⟨
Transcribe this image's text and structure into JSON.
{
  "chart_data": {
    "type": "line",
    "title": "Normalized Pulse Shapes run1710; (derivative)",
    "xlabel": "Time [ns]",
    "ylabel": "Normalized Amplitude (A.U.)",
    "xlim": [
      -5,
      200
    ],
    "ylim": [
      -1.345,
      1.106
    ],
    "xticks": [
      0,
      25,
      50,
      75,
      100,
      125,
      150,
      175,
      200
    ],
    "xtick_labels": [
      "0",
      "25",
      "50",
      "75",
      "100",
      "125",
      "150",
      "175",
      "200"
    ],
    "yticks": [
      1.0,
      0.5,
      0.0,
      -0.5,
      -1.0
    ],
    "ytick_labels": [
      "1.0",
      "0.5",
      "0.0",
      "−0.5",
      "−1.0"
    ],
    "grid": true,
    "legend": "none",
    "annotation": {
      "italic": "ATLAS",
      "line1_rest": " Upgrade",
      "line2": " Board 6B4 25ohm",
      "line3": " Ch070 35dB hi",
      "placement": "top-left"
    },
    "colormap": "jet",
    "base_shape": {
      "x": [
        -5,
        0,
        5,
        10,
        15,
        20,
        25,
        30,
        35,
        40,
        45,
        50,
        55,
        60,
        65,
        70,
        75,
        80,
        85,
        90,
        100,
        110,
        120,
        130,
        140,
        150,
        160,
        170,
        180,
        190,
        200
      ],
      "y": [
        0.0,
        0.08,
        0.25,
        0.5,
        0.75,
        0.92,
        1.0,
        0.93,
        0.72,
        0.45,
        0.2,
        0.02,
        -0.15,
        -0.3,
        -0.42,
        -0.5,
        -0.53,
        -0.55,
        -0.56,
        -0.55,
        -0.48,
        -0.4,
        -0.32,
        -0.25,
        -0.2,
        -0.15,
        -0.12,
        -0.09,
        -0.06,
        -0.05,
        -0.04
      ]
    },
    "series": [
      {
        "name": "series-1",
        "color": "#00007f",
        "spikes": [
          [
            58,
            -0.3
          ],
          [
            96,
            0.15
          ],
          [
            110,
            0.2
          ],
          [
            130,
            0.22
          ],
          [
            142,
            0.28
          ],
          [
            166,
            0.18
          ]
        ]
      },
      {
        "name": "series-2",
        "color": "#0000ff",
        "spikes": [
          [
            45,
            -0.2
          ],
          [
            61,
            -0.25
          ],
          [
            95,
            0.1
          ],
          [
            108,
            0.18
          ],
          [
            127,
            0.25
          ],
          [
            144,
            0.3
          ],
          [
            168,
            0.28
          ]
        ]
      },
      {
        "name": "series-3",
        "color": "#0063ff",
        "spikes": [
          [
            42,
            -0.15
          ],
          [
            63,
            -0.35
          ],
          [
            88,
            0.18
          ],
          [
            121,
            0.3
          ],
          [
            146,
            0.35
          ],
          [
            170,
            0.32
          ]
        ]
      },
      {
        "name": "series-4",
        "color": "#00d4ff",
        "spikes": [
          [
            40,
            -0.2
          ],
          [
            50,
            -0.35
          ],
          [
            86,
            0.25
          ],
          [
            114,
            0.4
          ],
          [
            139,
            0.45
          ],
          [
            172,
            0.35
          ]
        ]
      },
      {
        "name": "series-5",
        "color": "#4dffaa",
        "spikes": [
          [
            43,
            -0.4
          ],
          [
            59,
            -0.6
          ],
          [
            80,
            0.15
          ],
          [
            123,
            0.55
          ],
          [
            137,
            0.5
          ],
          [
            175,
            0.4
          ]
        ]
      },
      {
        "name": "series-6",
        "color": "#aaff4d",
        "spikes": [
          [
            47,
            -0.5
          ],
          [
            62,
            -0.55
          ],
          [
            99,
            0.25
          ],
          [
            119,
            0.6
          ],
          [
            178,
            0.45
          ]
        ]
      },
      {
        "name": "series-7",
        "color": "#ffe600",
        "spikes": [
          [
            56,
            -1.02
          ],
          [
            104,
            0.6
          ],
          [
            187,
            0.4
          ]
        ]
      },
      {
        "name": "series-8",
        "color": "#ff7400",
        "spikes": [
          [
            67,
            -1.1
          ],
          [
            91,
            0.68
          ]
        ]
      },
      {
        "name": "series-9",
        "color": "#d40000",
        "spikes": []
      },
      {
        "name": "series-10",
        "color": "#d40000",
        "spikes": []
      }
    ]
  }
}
⟩
Produce an exact copy of every entry above.

THE SOLUTION >>
Transcribe this image's text and structure into JSON.
{
  "chart_data": {
    "type": "line",
    "title": "Normalized Pulse Shapes run1710; (derivative)",
    "xlabel": "Time [ns]",
    "ylabel": "Normalized Amplitude (A.U.)",
    "xlim": [
      -5,
      200
    ],
    "ylim": [
      -1.345,
      1.106
    ],
    "xticks": [
      0,
      25,
      50,
      75,
      100,
      125,
      150,
      175,
      200
    ],
    "xtick_labels": [
      "0",
      "25",
      "50",
      "75",
      "100",
      "125",
      "150",
      "175",
      "200"
    ],
    "yticks": [
      1.0,
      0.5,
      0.0,
      -0.5,
      -1.0
    ],
    "ytick_labels": [
      "1.0",
      "0.5",
      "0.0",
      "−0.5",
      "−1.0"
    ],
    "grid": true,
    "legend": "none",
    "annotation": {
      "italic": "ATLAS",
      "line1_rest": " Upgrade",
      "line2": " Board 6B4 25ohm",
      "line3": " Ch070 35dB hi",
      "placement": "top-left"
    },
    "colormap": "jet",
    "base_shape": {
      "x": [
        -5,
        0,
        5,
        10,
        15,
        20,
        25,
        30,
        35,
        40,
        45,
        50,
        55,
        60,
        65,
        70,
        75,
        80,
        85,
        90,
        100,
        110,
        120,
        130,
        140,
        150,
        160,
        170,
        180,
        190,
        200
      ],
      "y": [
        0.0,
        0.08,
        0.25,
        0.5,
        0.75,
        0.92,
        1.0,
        0.93,
        0.72,
        0.45,
        0.2,
        0.02,
        -0.15,
        -0.3,
        -0.42,
        -0.5,
        -0.53,
        -0.55,
        -0.56,
        -0.55,
        -0.48,
        -0.4,
        -0.32,
        -0.25,
        -0.2,
        -0.15,
        -0.12,
        -0.09,
        -0.06,
        -0.05,
        -0.04
      ]
    },
    "series": [
      {
        "name": "series-1",
        "color": "#00007f",
        "spikes": [
          [
            58,
            -0.3
          ],
          [
            96,
            0.15
          ],
          [
            110,
            0.2
          ],
          [
            130,
            0.22
          ],
          [
            142,
            0.28
          ],
          [
            166,
            0.18
          ]
        ]
      },
      {
        "name": "series-2",
        "color": "#0000ff",
        "spikes": [
          [
            45,
            -0.2
          ],
          [
            61,
            -0.25
          ],
          [
            95,
            0.1
          ],
          [
            108,
            0.18
          ],
          [
            127,
            0.25
          ],
          [
            144,
            0.3
          ],
          [
            168,
            0.28
          ]
        ]
      },
      {
        "name": "series-3",
        "color": "#0063ff",
        "spikes": [
          [
            42,
            -0.15
          ],
          [
            63,
            -0.35
          ],
          [
            88,
            0.18
          ],
          [
            121,
            0.3
          ],
          [
            146,
            0.35
          ],
          [
            170,
            0.32
          ]
        ]
      },
      {
        "name": "series-4",
        "color": "#00d4ff",
        "spikes": [
          [
            40,
            -0.2
          ],
          [
            50,
            -0.35
          ],
          [
            86,
            0.25
          ],
          [
            114,
            0.4
          ],
          [
            139,
            0.45
          ],
          [
            172,
            0.35
          ]
        ]
      },
      {
        "name": "series-5",
        "color": "#4dffaa",
        "spikes": [
          [
            43,
            -0.4
          ],
          [
            59,
            -0.6
          ],
          [
            80,
            0.15
          ],
          [
            123,
            0.55
          ],
          [
            137,
            0.5
          ],
          [
            175,
            0.4
          ]
        ]
      },
      {
        "name": "series-6",
        "color": "#aaff4d",
        "spikes": [
          [
            47,
            -0.5
          ],
          [
            62,
            -0.55
          ],
          [
            99,
            0.25
          ],
          [
            119,
            0.6
          ],
          [
            178,
            0.45
          ]
        ]
      },
      {
        "name": "series-7",
        "color": "#ffe600",
        "spikes": [
          [
            56,
            -1.02
          ],
          [
            104,
            0.6
          ],
          [
            187,
            0.4
          ]
        ]
      },
      {
        "name": "series-8",
        "color": "#ff7400",
        "spikes": [
          [
            67,
            -1.1
          ],
          [
            91,
            0.68
          ]
        ]
      },
      {
        "name": "series-9",
        "color": "#d40000",
        "spikes": []
      },
      {
        "name": "series-10",
        "color": "#d40000",
        "spikes": []
      }
    ]
  }
}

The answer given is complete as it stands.